**Box coordinate listings**:
[Start]

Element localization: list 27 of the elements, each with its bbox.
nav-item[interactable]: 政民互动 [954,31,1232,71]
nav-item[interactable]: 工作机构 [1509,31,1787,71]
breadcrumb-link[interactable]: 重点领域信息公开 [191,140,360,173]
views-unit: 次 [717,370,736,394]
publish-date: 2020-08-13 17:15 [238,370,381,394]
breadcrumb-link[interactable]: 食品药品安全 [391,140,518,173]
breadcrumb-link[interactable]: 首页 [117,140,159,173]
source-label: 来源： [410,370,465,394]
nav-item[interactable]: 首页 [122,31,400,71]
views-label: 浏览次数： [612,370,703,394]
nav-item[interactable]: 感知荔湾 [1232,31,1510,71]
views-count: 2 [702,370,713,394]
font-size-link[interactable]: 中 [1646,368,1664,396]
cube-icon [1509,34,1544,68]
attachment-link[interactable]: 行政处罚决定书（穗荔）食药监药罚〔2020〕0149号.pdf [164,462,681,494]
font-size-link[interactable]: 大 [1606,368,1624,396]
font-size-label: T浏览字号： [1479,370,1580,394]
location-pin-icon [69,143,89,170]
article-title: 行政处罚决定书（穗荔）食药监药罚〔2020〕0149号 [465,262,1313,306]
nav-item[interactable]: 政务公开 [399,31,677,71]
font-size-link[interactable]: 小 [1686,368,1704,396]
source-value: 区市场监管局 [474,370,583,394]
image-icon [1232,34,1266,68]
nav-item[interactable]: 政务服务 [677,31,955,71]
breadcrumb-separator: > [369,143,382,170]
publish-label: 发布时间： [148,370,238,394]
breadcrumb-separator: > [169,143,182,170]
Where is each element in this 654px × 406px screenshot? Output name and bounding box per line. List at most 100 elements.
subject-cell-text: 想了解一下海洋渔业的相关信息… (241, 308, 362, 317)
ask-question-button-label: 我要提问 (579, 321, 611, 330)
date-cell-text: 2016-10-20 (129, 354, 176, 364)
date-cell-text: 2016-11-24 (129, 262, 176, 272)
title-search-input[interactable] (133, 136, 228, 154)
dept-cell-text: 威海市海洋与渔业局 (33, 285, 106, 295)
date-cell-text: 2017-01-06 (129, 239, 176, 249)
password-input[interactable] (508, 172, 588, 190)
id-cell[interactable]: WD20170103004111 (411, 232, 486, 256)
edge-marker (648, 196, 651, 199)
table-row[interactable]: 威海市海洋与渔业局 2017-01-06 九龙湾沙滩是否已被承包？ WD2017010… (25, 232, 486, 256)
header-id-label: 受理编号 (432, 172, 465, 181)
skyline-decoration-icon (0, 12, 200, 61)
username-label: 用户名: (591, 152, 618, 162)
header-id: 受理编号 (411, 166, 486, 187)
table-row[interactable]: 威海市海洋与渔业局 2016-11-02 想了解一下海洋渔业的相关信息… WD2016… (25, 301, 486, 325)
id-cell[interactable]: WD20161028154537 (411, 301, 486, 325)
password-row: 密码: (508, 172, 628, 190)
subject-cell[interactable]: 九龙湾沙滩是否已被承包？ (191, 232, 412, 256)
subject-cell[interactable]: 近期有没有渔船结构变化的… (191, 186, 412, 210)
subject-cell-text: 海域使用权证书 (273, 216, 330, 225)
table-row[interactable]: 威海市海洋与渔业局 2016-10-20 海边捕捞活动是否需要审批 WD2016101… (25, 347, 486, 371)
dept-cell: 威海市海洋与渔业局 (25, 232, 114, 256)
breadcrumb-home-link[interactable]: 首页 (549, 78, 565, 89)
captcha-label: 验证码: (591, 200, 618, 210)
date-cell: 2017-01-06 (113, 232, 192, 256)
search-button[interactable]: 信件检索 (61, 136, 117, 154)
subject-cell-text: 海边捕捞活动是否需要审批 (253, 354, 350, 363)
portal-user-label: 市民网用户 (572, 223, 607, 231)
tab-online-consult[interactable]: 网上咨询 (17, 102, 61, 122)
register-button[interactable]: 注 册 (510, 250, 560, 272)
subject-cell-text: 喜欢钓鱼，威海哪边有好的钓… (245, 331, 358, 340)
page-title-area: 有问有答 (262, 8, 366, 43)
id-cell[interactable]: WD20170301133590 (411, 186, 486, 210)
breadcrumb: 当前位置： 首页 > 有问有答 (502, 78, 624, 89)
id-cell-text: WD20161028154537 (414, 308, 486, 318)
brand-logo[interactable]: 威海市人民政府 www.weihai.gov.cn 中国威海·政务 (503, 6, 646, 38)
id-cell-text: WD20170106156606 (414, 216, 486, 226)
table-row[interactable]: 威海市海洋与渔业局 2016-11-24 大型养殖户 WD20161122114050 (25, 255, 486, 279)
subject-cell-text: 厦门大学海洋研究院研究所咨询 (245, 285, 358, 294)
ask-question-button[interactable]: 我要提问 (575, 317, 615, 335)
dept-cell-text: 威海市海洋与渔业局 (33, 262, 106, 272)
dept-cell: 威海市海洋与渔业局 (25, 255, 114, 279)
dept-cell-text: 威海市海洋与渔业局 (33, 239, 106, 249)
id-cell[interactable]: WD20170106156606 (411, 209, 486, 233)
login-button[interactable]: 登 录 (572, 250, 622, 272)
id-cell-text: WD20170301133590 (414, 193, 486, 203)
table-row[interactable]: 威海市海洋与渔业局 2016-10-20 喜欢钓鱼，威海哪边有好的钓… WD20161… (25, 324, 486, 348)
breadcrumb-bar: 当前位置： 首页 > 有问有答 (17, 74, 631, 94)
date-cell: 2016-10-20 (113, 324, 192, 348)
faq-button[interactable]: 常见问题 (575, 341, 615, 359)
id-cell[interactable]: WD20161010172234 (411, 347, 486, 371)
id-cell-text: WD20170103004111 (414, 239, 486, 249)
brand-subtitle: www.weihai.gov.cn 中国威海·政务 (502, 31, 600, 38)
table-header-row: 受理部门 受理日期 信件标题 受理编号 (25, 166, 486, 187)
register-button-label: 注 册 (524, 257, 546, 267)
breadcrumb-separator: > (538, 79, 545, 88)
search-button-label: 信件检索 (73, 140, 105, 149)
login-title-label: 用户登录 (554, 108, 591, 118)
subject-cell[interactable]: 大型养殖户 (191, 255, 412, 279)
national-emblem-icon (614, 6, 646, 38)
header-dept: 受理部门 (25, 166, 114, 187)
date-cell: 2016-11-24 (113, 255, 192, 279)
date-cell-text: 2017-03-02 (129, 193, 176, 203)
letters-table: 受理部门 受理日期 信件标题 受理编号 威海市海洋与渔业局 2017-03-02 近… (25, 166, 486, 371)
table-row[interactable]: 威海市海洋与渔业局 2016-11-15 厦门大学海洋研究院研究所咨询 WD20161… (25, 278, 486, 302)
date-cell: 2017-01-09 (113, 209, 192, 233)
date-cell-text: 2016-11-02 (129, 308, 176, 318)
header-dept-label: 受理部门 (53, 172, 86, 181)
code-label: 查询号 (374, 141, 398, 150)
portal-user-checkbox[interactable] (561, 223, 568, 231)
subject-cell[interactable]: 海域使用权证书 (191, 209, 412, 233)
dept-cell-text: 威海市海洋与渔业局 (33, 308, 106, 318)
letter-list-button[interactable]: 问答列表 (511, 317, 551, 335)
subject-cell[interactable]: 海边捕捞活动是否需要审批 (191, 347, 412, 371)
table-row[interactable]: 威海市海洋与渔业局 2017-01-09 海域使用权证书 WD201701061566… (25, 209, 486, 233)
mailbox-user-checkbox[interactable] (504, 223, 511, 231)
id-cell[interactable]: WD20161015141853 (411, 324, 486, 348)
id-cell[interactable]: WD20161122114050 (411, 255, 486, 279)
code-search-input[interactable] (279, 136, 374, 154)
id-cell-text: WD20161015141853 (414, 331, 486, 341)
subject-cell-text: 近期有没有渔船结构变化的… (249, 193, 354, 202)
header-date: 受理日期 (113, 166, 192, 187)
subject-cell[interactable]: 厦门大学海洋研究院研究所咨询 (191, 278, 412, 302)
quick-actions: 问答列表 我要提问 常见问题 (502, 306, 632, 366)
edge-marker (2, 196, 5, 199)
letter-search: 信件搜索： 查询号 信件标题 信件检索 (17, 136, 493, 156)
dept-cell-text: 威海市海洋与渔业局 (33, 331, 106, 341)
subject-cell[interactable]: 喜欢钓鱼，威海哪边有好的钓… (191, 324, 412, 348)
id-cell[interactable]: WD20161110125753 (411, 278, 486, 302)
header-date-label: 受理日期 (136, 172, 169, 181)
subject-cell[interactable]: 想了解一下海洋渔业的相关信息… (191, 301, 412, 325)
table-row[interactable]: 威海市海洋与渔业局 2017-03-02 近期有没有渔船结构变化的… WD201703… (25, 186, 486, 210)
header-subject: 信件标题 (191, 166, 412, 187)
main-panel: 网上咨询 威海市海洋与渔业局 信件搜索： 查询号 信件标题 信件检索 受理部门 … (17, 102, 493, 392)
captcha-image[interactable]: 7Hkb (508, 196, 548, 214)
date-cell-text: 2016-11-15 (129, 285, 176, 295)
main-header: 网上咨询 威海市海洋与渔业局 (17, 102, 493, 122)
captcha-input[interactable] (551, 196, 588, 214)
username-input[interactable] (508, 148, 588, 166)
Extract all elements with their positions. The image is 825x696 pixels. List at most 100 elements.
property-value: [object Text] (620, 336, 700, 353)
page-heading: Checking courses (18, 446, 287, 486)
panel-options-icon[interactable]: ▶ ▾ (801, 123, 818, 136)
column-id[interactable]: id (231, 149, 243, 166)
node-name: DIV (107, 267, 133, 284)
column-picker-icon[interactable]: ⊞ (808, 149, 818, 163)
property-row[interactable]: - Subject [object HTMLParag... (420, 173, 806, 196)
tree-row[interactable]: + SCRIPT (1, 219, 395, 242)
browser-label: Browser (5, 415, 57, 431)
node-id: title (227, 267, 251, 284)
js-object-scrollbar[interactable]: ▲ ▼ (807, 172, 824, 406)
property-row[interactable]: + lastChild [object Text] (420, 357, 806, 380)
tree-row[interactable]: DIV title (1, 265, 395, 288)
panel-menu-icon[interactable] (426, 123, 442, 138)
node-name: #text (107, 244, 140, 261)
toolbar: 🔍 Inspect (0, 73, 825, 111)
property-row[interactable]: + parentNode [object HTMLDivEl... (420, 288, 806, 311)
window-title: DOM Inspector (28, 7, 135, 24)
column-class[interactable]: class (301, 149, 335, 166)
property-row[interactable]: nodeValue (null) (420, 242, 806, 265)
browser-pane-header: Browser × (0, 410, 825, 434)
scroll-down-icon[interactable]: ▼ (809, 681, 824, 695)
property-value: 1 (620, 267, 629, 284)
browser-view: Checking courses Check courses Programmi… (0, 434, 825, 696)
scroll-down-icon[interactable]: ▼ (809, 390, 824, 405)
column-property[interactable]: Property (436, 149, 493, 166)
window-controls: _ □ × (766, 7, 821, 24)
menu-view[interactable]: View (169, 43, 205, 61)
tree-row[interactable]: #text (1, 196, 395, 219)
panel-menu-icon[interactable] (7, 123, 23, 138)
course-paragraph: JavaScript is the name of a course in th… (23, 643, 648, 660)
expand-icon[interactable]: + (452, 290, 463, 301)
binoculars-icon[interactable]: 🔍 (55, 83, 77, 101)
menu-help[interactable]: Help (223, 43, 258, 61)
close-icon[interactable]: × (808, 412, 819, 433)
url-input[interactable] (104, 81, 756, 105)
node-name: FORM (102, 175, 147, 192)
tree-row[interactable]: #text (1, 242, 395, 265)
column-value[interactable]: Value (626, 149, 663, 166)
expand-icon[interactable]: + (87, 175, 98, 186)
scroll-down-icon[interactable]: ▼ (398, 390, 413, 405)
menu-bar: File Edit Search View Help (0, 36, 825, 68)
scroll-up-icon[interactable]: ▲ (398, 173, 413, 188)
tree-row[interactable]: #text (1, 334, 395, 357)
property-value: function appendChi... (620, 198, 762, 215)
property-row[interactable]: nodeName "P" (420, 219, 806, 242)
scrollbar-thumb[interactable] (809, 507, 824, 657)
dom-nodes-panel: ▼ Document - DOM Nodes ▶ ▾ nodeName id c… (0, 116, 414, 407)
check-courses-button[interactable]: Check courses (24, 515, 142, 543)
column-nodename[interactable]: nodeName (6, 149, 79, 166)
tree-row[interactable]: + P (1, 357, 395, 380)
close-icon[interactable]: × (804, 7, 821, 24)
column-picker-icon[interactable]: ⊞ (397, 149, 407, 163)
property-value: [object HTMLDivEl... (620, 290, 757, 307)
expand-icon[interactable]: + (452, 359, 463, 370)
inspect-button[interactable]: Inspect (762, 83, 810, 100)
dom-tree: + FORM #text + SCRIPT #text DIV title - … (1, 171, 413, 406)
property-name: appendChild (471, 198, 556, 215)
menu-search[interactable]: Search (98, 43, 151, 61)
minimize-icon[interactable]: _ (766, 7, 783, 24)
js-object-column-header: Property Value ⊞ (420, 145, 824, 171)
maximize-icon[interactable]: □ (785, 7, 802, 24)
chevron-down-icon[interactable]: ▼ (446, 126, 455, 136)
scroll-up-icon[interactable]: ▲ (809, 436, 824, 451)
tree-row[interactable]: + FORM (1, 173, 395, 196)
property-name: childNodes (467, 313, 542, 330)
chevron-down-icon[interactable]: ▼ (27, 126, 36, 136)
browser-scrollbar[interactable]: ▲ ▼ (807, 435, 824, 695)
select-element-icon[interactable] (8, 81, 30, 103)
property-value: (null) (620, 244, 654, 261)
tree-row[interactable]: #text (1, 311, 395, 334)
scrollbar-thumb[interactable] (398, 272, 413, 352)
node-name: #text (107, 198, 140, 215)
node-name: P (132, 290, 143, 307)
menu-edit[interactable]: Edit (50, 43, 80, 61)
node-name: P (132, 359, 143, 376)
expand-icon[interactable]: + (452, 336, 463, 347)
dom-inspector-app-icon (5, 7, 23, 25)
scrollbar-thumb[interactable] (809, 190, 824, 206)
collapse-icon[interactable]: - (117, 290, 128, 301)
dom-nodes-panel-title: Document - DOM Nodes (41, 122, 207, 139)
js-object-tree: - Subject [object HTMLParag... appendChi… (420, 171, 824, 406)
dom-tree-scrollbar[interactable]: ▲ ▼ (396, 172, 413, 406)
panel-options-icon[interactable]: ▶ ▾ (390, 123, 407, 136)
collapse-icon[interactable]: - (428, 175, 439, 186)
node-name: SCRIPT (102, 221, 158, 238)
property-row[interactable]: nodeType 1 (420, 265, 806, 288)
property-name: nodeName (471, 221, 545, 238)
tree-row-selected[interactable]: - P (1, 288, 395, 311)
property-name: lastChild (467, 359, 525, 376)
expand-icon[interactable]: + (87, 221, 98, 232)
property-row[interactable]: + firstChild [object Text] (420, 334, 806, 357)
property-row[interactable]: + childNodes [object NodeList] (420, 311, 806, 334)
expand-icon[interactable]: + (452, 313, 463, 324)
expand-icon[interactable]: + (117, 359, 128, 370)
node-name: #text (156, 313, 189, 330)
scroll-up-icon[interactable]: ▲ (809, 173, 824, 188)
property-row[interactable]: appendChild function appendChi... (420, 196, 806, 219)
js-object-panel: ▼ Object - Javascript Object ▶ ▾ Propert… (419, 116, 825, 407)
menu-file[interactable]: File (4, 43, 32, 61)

[End]

**Task instructions**: In the data, locate each line that contains the string "常见问题" and copy it. Case counts.

**Full solution**:
faq-button[interactable]: 常见问题 (575, 341, 615, 359)
quick-actions: 问答列表 我要提问 常见问题 (502, 306, 632, 366)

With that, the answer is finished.